**SHORT TASK:** Every entry must be duplicated precisely as written.

**RECORDED DATA:**
..........

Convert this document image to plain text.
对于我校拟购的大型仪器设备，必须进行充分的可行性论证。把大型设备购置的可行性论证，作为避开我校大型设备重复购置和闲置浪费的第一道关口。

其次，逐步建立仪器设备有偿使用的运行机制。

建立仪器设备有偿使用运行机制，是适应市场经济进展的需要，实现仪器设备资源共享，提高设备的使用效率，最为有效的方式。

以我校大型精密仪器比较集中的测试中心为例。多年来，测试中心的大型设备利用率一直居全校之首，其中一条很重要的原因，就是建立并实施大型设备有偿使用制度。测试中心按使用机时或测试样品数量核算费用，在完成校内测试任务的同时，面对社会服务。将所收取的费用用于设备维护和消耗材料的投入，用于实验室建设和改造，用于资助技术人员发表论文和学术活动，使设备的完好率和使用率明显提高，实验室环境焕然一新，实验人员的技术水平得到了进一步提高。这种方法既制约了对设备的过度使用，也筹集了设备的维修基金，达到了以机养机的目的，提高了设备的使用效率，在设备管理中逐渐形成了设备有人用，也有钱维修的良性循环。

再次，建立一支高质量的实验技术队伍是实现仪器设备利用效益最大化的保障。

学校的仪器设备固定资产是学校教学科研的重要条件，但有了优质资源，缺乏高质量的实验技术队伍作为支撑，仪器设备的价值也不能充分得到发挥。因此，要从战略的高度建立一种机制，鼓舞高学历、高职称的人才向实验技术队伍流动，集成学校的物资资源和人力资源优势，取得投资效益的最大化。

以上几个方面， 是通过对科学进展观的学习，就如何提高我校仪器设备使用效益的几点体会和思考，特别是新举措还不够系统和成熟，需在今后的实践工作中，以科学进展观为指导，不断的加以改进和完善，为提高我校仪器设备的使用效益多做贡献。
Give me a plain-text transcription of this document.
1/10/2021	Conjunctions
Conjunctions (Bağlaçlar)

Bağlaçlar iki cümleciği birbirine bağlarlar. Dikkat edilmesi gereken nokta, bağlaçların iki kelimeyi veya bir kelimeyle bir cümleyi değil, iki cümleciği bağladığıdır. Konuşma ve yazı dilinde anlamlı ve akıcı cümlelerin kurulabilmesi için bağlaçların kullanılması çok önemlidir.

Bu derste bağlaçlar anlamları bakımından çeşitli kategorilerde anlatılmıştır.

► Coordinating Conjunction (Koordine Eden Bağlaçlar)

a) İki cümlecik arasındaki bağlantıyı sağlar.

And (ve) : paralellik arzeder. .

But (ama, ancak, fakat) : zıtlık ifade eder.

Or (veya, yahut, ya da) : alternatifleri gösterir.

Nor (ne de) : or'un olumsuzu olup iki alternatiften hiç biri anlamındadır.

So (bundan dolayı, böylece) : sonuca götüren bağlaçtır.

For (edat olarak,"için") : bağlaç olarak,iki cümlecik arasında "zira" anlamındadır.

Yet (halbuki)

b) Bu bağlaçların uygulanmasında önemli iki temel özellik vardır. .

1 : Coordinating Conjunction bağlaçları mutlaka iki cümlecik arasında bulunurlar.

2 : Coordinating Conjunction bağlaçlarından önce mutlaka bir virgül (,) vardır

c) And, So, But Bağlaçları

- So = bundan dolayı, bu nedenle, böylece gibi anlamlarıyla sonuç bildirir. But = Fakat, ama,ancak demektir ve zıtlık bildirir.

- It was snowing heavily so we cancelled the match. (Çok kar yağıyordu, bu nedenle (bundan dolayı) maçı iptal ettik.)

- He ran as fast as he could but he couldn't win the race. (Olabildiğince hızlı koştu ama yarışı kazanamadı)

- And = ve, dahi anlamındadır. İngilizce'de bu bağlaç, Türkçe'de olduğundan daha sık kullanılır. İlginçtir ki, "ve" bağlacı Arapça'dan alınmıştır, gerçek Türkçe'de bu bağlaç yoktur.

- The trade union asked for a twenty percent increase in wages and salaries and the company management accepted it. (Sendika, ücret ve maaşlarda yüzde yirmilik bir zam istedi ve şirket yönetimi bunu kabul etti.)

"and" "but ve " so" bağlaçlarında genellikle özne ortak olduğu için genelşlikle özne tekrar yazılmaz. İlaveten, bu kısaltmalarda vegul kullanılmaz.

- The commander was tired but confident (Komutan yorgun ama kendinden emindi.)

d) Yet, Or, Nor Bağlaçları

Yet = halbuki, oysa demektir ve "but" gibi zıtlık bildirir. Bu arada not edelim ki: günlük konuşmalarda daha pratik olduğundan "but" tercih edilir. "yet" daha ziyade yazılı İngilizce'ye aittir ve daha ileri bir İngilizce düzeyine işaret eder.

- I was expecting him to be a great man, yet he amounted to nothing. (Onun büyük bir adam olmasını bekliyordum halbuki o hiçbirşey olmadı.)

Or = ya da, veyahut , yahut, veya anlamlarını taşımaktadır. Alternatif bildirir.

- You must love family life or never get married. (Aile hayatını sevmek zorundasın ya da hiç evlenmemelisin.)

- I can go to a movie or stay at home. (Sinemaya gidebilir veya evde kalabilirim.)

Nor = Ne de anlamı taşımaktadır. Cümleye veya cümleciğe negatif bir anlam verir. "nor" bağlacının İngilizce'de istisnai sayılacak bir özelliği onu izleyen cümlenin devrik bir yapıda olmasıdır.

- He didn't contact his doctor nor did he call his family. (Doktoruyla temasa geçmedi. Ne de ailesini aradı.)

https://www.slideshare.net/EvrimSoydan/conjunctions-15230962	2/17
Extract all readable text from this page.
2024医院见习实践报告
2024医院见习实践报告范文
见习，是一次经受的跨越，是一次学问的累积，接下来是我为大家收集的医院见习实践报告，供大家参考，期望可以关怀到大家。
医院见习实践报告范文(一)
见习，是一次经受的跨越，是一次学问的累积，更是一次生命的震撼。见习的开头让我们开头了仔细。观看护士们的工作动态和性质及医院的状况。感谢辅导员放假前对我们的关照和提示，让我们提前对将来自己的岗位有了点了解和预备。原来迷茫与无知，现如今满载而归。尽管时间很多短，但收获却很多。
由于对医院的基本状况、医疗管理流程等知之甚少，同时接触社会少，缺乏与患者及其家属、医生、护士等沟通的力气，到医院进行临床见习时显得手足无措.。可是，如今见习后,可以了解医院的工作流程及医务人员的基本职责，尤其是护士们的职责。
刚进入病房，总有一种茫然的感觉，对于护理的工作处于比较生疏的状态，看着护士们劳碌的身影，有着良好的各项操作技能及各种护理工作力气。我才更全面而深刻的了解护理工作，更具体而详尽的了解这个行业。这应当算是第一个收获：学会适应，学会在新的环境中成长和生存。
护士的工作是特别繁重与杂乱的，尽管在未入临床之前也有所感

..........

**FINISHED ANSWER:**
Convert this document image to plain text.
对于我校拟购的大型仪器设备，必须进行充分的可行性论证。把大型设备购置的可行性论证，作为避开我校大型设备重复购置和闲置浪费的第一道关口。

其次，逐步建立仪器设备有偿使用的运行机制。

建立仪器设备有偿使用运行机制，是适应市场经济进展的需要，实现仪器设备资源共享，提高设备的使用效率，最为有效的方式。

以我校大型精密仪器比较集中的测试中心为例。多年来，测试中心的大型设备利用率一直居全校之首，其中一条很重要的原因，就是建立并实施大型设备有偿使用制度。测试中心按使用机时或测试样品数量核算费用，在完成校内测试任务的同时，面对社会服务。将所收取的费用用于设备维护和消耗材料的投入，用于实验室建设和改造，用于资助技术人员发表论文和学术活动，使设备的完好率和使用率明显提高，实验室环境焕然一新，实验人员的技术水平得到了进一步提高。这种方法既制约了对设备的过度使用，也筹集了设备的维修基金，达到了以机养机的目的，提高了设备的使用效率，在设备管理中逐渐形成了设备有人用，也有钱维修的良性循环。

再次，建立一支高质量的实验技术队伍是实现仪器设备利用效益最大化的保障。

学校的仪器设备固定资产是学校教学科研的重要条件，但有了优质资源，缺乏高质量的实验技术队伍作为支撑，仪器设备的价值也不能充分得到发挥。因此，要从战略的高度建立一种机制，鼓舞高学历、高职称的人才向实验技术队伍流动，集成学校的物资资源和人力资源优势，取得投资效益的最大化。

以上几个方面， 是通过对科学进展观的学习，就如何提高我校仪器设备使用效益的几点体会和思考，特别是新举措还不够系统和成熟，需在今后的实践工作中，以科学进展观为指导，不断的加以改进和完善，为提高我校仪器设备的使用效益多做贡献。
Give me a plain-text transcription of this document.
1/10/2021	Conjunctions
Conjunctions (Bağlaçlar)

Bağlaçlar iki cümleciği birbirine bağlarlar. Dikkat edilmesi gereken nokta, bağlaçların iki kelimeyi veya bir kelimeyle bir cümleyi değil, iki cümleciği bağladığıdır. Konuşma ve yazı dilinde anlamlı ve akıcı cümlelerin kurulabilmesi için bağlaçların kullanılması çok önemlidir.

Bu derste bağlaçlar anlamları bakımından çeşitli kategorilerde anlatılmıştır.

► Coordinating Conjunction (Koordine Eden Bağlaçlar)

a) İki cümlecik arasındaki bağlantıyı sağlar.

And (ve) : paralellik arzeder. .

But (ama, ancak, fakat) : zıtlık ifade eder.

Or (veya, yahut, ya da) : alternatifleri gösterir.

Nor (ne de) : or'un olumsuzu olup iki alternatiften hiç biri anlamındadır.

So (bundan dolayı, böylece) : sonuca götüren bağlaçtır.

For (edat olarak,"için") : bağlaç olarak,iki cümlecik arasında "zira" anlamındadır.

Yet (halbuki)

b) Bu bağlaçların uygulanmasında önemli iki temel özellik vardır. .

1 : Coordinating Conjunction bağlaçları mutlaka iki cümlecik arasında bulunurlar.

2 : Coordinating Conjunction bağlaçlarından önce mutlaka bir virgül (,) vardır

c) And, So, But Bağlaçları

- So = bundan dolayı, bu nedenle, böylece gibi anlamlarıyla sonuç bildirir. But = Fakat, ama,ancak demektir ve zıtlık bildirir.

- It was snowing heavily so we cancelled the match. (Çok kar yağıyordu, bu nedenle (bundan dolayı) maçı iptal ettik.)

- He ran as fast as he could but he couldn't win the race. (Olabildiğince hızlı koştu ama yarışı kazanamadı)

- And = ve, dahi anlamındadır. İngilizce'de bu bağlaç, Türkçe'de olduğundan daha sık kullanılır. İlginçtir ki, "ve" bağlacı Arapça'dan alınmıştır, gerçek Türkçe'de bu bağlaç yoktur.

- The trade union asked for a twenty percent increase in wages and salaries and the company management accepted it. (Sendika, ücret ve maaşlarda yüzde yirmilik bir zam istedi ve şirket yönetimi bunu kabul etti.)

"and" "but ve " so" bağlaçlarında genellikle özne ortak olduğu için genelşlikle özne tekrar yazılmaz. İlaveten, bu kısaltmalarda vegul kullanılmaz.

- The commander was tired but confident (Komutan yorgun ama kendinden emindi.)

d) Yet, Or, Nor Bağlaçları

Yet = halbuki, oysa demektir ve "but" gibi zıtlık bildirir. Bu arada not edelim ki: günlük konuşmalarda daha pratik olduğundan "but" tercih edilir. "yet" daha ziyade yazılı İngilizce'ye aittir ve daha ileri bir İngilizce düzeyine işaret eder.

- I was expecting him to be a great man, yet he amounted to nothing. (Onun büyük bir adam olmasını bekliyordum halbuki o hiçbirşey olmadı.)

Or = ya da, veyahut , yahut, veya anlamlarını taşımaktadır. Alternatif bildirir.

- You must love family life or never get married. (Aile hayatını sevmek zorundasın ya da hiç evlenmemelisin.)

- I can go to a movie or stay at home. (Sinemaya gidebilir veya evde kalabilirim.)

Nor = Ne de anlamı taşımaktadır. Cümleye veya cümleciğe negatif bir anlam verir. "nor" bağlacının İngilizce'de istisnai sayılacak bir özelliği onu izleyen cümlenin devrik bir yapıda olmasıdır.

- He didn't contact his doctor nor did he call his family. (Doktoruyla temasa geçmedi. Ne de ailesini aradı.)

https://www.slideshare.net/EvrimSoydan/conjunctions-15230962	2/17
Extract all readable text from this page.
2024医院见习实践报告
2024医院见习实践报告范文
见习，是一次经受的跨越，是一次学问的累积，接下来是我为大家收集的医院见习实践报告，供大家参考，期望可以关怀到大家。
医院见习实践报告范文(一)
见习，是一次经受的跨越，是一次学问的累积，更是一次生命的震撼。见习的开头让我们开头了仔细。观看护士们的工作动态和性质及医院的状况。感谢辅导员放假前对我们的关照和提示，让我们提前对将来自己的岗位有了点了解和预备。原来迷茫与无知，现如今满载而归。尽管时间很多短，但收获却很多。
由于对医院的基本状况、医疗管理流程等知之甚少，同时接触社会少，缺乏与患者及其家属、医生、护士等沟通的力气，到医院进行临床见习时显得手足无措.。可是，如今见习后,可以了解医院的工作流程及医务人员的基本职责，尤其是护士们的职责。
刚进入病房，总有一种茫然的感觉，对于护理的工作处于比较生疏的状态，看着护士们劳碌的身影，有着良好的各项操作技能及各种护理工作力气。我才更全面而深刻的了解护理工作，更具体而详尽的了解这个行业。这应当算是第一个收获：学会适应，学会在新的环境中成长和生存。
护士的工作是特别繁重与杂乱的，尽管在未入临床之前也有所感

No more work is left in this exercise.